Menuju konten utama

PIS Ramal Harga Minyak Global Bisa Anjlok Jadi US$51 per Barel

Sektor energi dinial perlu mempersiapkan langkah untuk hadapi penurunan harga komoditas serta lonjakan kebutuhan energi di masa depan.

PIS Ramal Harga Minyak Global Bisa Anjlok Jadi US$51 per Barel
Kapal tanker Gamsunoro berada di Kuzey Star Shipyard, Tuzla, Istanbul, Turki, Kamis (24/10/2024). ANTARA FOTO/Puspa Perwitasari/YU

tirto.id - PT Pertamina International Shipping (PIS) memperkirakan harga minyak mentah dunia dapat tertekan signifikan dalam beberapa tahun ke depan akibat kelebihan pasokan. Direktur SDM dan Penunjang Bisnis PIS, Dewi Kurnia Salwa, menyebut harga minyak bahkan berpotensi turun hingga US$51 per barel.

"Kalau kita melihat di tahun 2025 ke depan, mungkin kita akan menghadapi di mana ada oversupply terkait dengan oil and gas, sehingga harga minyak pun itu bisa tertekan sangat turun ke 51 dolar AS per barel," kata Dewi di ICE BSD, Tangerang, Selasa (2/9/2025).

Dewi menjelaskan, volatilitas sektor energi masih akan terus berlanjut seiring dinamika global. Namun, meski fenomena kelebihan pasokan energi tersebut akan berdampak pada fluktuasi tajam harga minyak dan gas di pasar internasional, ia juga menyoroti bahwa dalam jangka panjang permintaan energi tetap akan melonjak.

Pada 2050, konsumsi energi global diproyeksikan bisa menembus lebih dari 100 miliar barel per hari. "Mungkin prediksi di tahun 2050 ke depan itu justru akan terjadi permintaan atau demand energi yang cukup tinggi, peningkatannya cukup besar, itu lebih dari 100 miliar barel (minyak) yang dibutuhkan di tahun 2050," imbuhnya.

Dengan kondisi tersebut, Dewi menekankan pentingnya kesiapan sektor energi menghadapi dua tantangan sekaligus, yakni penurunan harga komoditas dalam jangka pendek serta lonjakan kebutuhan energi di masa depan.

- **TUGAS**:
Tuliskan setiap angka tahun yang berbeda dalam kutipan berita ramalan harga minyak itu, urut dari yang paling awal.

- **DATA YANG DIBERIKAN**:
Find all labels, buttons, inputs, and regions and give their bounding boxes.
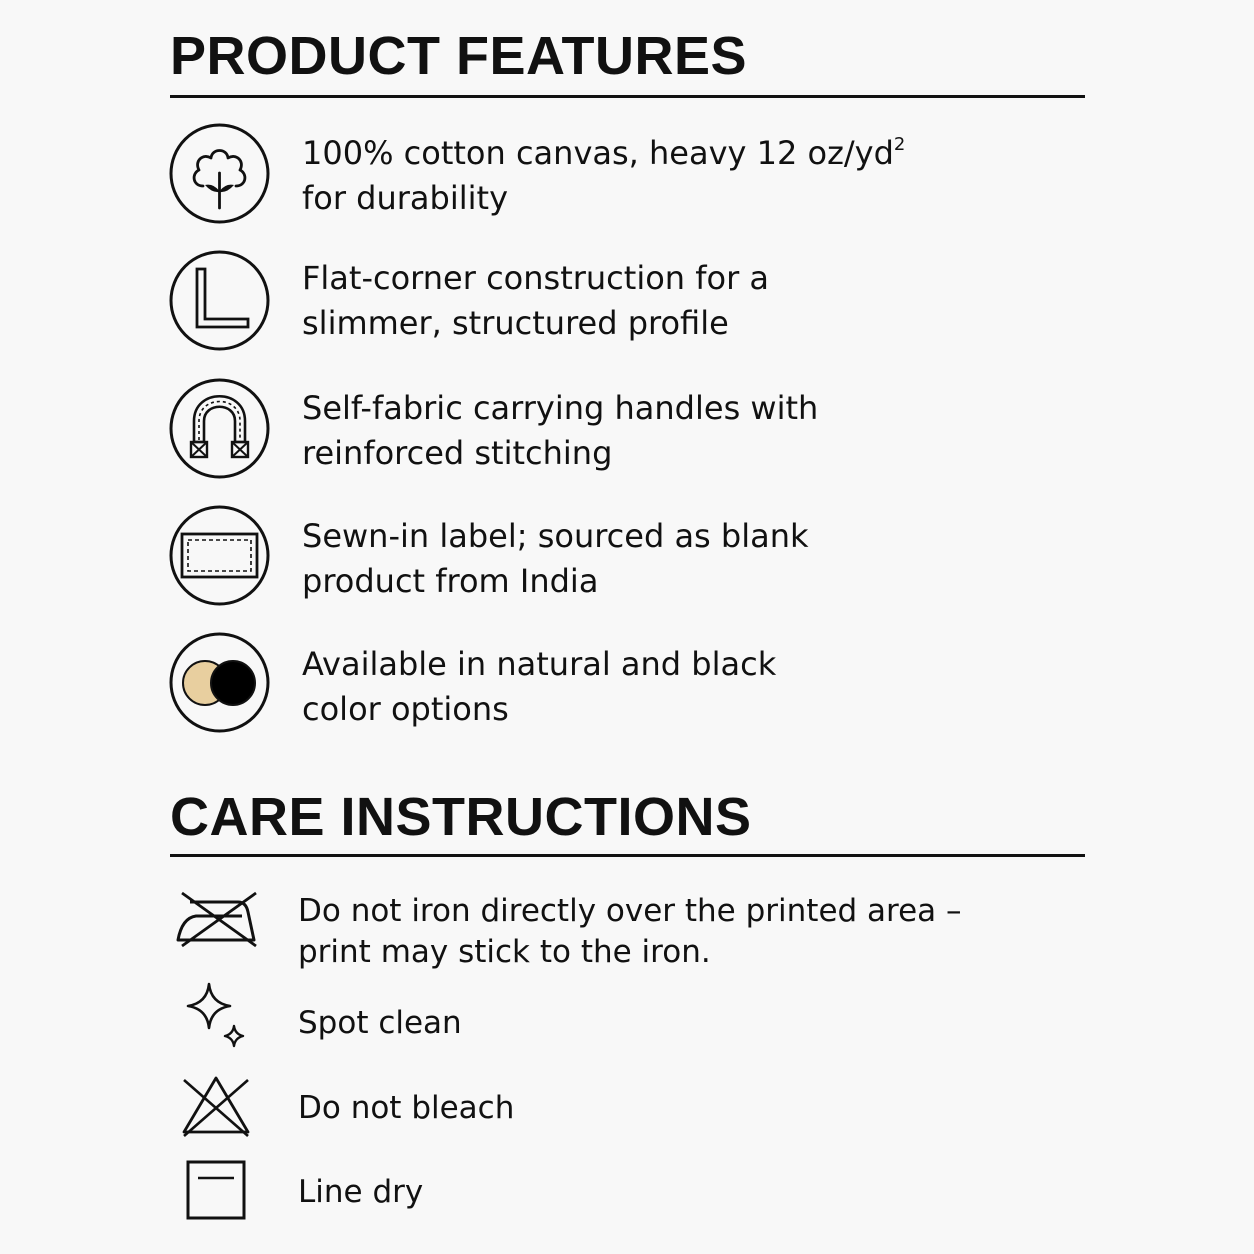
do-not-iron-icon [176,888,260,972]
feature-text-line-1: Sewn-in label; sourced as blank [302,517,809,555]
color-options-icon [169,632,270,733]
feature-text-line-2: for durability [302,179,508,217]
care-text-line-1: Line dry [298,1174,424,1210]
flat-corner-icon [169,250,270,351]
care-text-line-1: Do not bleach [298,1090,515,1126]
superscript-2: 2 [893,134,906,155]
feature-text-line-2: slimmer, structured profile [302,304,729,342]
care-text-line-1: Spot clean [298,1005,462,1041]
cotton-flower-icon [169,123,270,224]
feature-text-line-2: product from India [302,562,599,600]
care-instructions-title: CARE INSTRUCTIONS [170,787,752,847]
feature-text-line-2: reinforced stitching [302,434,613,472]
feature-text-line-1: 100% cotton canvas, heavy 12 $oz/yd^2$ [302,134,906,172]
spot-clean-icon [176,982,260,1066]
line-dry-icon [176,1160,260,1244]
feature-text-line-1: Flat-corner construction for a [302,259,770,297]
product-features-divider [170,95,1085,98]
care-instructions-divider [170,854,1085,857]
sewn-label-icon [169,505,270,606]
feature-text-line-2: color options [302,690,509,728]
feature-text-line-1: Self-fabric carrying handles with [302,389,819,427]
handles-icon [169,378,270,479]
care-text-line-1: Do not iron directly over the printed area – [298,893,962,929]
feature-text-line-1: Available in natural and black [302,645,777,683]
black-swatch [211,661,255,705]
do-not-bleach-icon [176,1074,260,1158]
care-text-line-2: print may stick to the iron. [298,934,711,970]
product-features-title: PRODUCT FEATURES [170,26,748,86]
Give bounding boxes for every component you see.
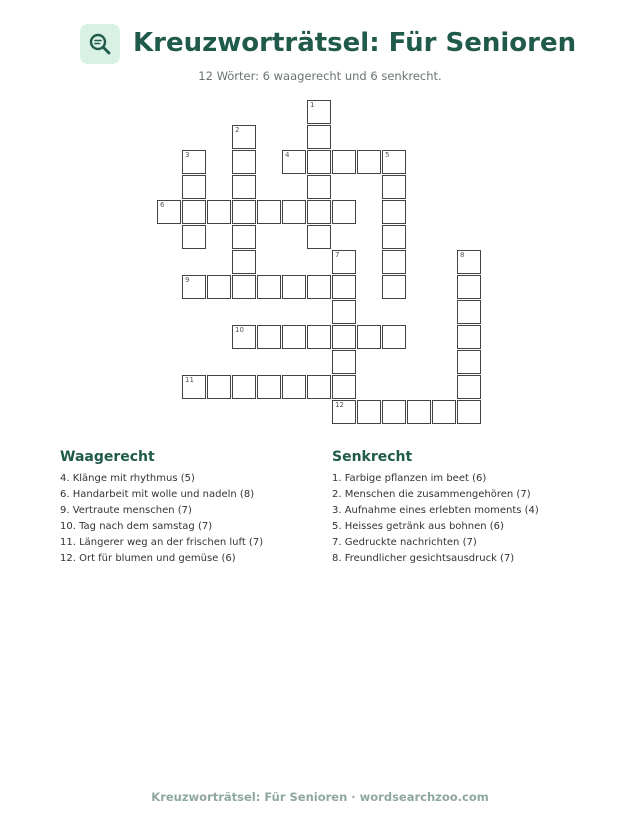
grid-cell[interactable] (232, 125, 256, 149)
clue-down-item: 2. Menschen die zusammengehören (7) (332, 489, 531, 500)
grid-cell[interactable] (182, 175, 206, 199)
grid-cell[interactable] (257, 375, 281, 399)
grid-cell[interactable] (332, 250, 356, 274)
clue-across-item: 11. Längerer weg an der frischen luft (7) (60, 537, 264, 548)
grid-cell[interactable] (257, 200, 281, 224)
grid-cell[interactable] (207, 375, 231, 399)
grid-cell[interactable] (182, 375, 206, 399)
clue-down-item: 8. Freundlicher gesichtsausdruck (7) (332, 553, 515, 564)
grid-cell[interactable] (332, 375, 356, 399)
grid-cell[interactable] (382, 400, 406, 424)
grid-cell[interactable] (232, 325, 256, 349)
grid-cell[interactable] (457, 275, 481, 299)
grid-cell[interactable] (332, 275, 356, 299)
grid-cell[interactable] (232, 250, 256, 274)
grid-cell[interactable] (307, 150, 331, 174)
grid-cell[interactable] (457, 350, 481, 374)
grid-cell[interactable] (407, 400, 431, 424)
clue-across-item: 10. Tag nach dem samstag (7) (60, 521, 213, 532)
clue-number: 6 (160, 201, 165, 209)
grid-cell[interactable] (382, 250, 406, 274)
clue-number: 8 (460, 251, 465, 259)
clue-number: 7 (335, 251, 340, 259)
grid-cell[interactable] (307, 125, 331, 149)
clue-down-item: 5. Heisses getränk aus bohnen (6) (332, 521, 504, 532)
clue-number: 5 (385, 151, 390, 159)
clue-number: 9 (185, 276, 190, 284)
grid-cell[interactable] (382, 325, 406, 349)
grid-cell[interactable] (232, 275, 256, 299)
footer: Kreuzworträtsel: Für Senioren · wordsearchzoo.com (151, 790, 489, 804)
grid-cell[interactable] (457, 300, 481, 324)
clue-number: 11 (185, 376, 194, 384)
grid-cell[interactable] (232, 375, 256, 399)
clue-across-item: 4. Klänge mit rhythmus (5) (60, 473, 195, 484)
grid-cell[interactable] (457, 400, 481, 424)
grid-cell[interactable] (457, 375, 481, 399)
grid-cell[interactable] (207, 200, 231, 224)
clue-across-item: 12. Ort für blumen und gemüse (6) (60, 553, 236, 564)
grid-cell[interactable] (457, 325, 481, 349)
grid-cell[interactable] (157, 200, 181, 224)
down-clues (332, 449, 592, 567)
across-clues (60, 449, 320, 567)
grid-cell[interactable] (432, 400, 456, 424)
grid-cell[interactable] (357, 400, 381, 424)
grid-cell[interactable] (282, 150, 306, 174)
clue-number: 2 (235, 126, 240, 134)
grid-cell[interactable] (182, 200, 206, 224)
clue-number: 3 (185, 151, 190, 159)
clue-across-item: 9. Vertraute menschen (7) (60, 505, 192, 516)
grid-cell[interactable] (332, 200, 356, 224)
grid-cell[interactable] (382, 225, 406, 249)
grid-cell[interactable] (332, 300, 356, 324)
grid-cell[interactable] (332, 150, 356, 174)
grid-cell[interactable] (307, 375, 331, 399)
grid-cell[interactable] (382, 175, 406, 199)
grid-cell[interactable] (182, 225, 206, 249)
grid-cell[interactable] (207, 275, 231, 299)
grid-cell[interactable] (307, 225, 331, 249)
clue-down-item: 7. Gedruckte nachrichten (7) (332, 537, 477, 548)
grid-cell[interactable] (307, 275, 331, 299)
grid-cell[interactable] (182, 150, 206, 174)
grid-cell[interactable] (457, 250, 481, 274)
grid-cell[interactable] (307, 100, 331, 124)
grid-cell[interactable] (232, 150, 256, 174)
grid-cell[interactable] (332, 350, 356, 374)
grid-cell[interactable] (282, 375, 306, 399)
clue-across-item: 6. Handarbeit mit wolle und nadeln (8) (60, 489, 255, 500)
grid-cell[interactable] (307, 200, 331, 224)
grid-cell[interactable] (257, 275, 281, 299)
grid-cell[interactable] (232, 200, 256, 224)
grid-cell[interactable] (307, 325, 331, 349)
page-title: Kreuzworträtsel: Für Senioren (133, 28, 577, 58)
grid-cell[interactable] (182, 275, 206, 299)
grid-cell[interactable] (282, 325, 306, 349)
grid-cell[interactable] (232, 225, 256, 249)
clue-number: 10 (235, 326, 244, 334)
across-heading: Waagerecht (60, 449, 155, 465)
page-subtitle: 12 Wörter: 6 waagerecht und 6 senkrecht. (198, 69, 442, 83)
clue-number: 12 (335, 401, 344, 409)
grid-cell[interactable] (282, 275, 306, 299)
down-heading: Senkrecht (332, 449, 413, 465)
grid-cell[interactable] (332, 325, 356, 349)
grid-cell[interactable] (382, 200, 406, 224)
search-list-icon (88, 32, 112, 56)
grid-cell[interactable] (232, 175, 256, 199)
grid-cell[interactable] (257, 325, 281, 349)
logo (80, 24, 120, 64)
clue-down-item: 1. Farbige pflanzen im beet (6) (332, 473, 487, 484)
grid-cell[interactable] (307, 175, 331, 199)
grid-cell[interactable] (357, 325, 381, 349)
grid-cell[interactable] (332, 400, 356, 424)
grid-cell[interactable] (282, 200, 306, 224)
clue-number: 1 (310, 101, 315, 109)
grid-cell[interactable] (357, 150, 381, 174)
grid-cell[interactable] (382, 150, 406, 174)
clue-down-item: 3. Aufnahme eines erlebten moments (4) (332, 505, 539, 516)
header (0, 24, 640, 68)
grid-cell[interactable] (382, 275, 406, 299)
clue-number: 4 (285, 151, 290, 159)
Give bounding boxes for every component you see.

- **JAWABAN**:
2024, 2025, 2050